> [Goal] Copy the material that follows word for word and omit its pictures.

> [Stored dataset items]
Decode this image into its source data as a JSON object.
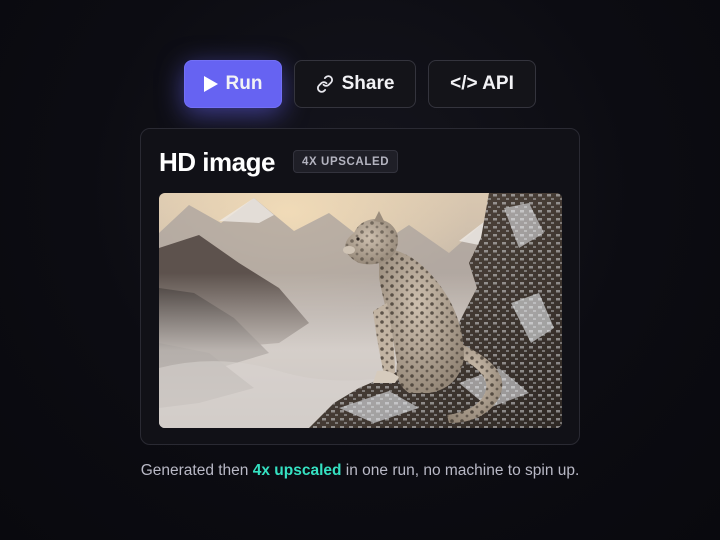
{
  "toolbar": {
    "run_label": "Run",
    "share_label": "Share",
    "api_label": "</> API",
    "run_icon": "play-icon",
    "share_icon": "link-icon",
    "accent_color": "#6663f2"
  },
  "card": {
    "title": "HD image",
    "badge": "4X UPSCALED",
    "image_subject": "snow-leopard-on-rocky-mountain-ledge"
  },
  "caption": {
    "before": "Generated then ",
    "highlight": "4x upscaled",
    "after": " in one run, no machine to spin up.",
    "highlight_color": "#35e0c1"
  }
}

> [Reply to the task]
Decode this image into its source data as a JSON object.
{
  "toolbar": {
    "run_label": "Run",
    "share_label": "Share",
    "api_label": "</> API",
    "run_icon": "play-icon",
    "share_icon": "link-icon",
    "accent_color": "#6663f2"
  },
  "card": {
    "title": "HD image",
    "badge": "4X UPSCALED",
    "image_subject": "snow-leopard-on-rocky-mountain-ledge"
  },
  "caption": {
    "before": "Generated then ",
    "highlight": "4x upscaled",
    "after": " in one run, no machine to spin up.",
    "highlight_color": "#35e0c1"
  }
}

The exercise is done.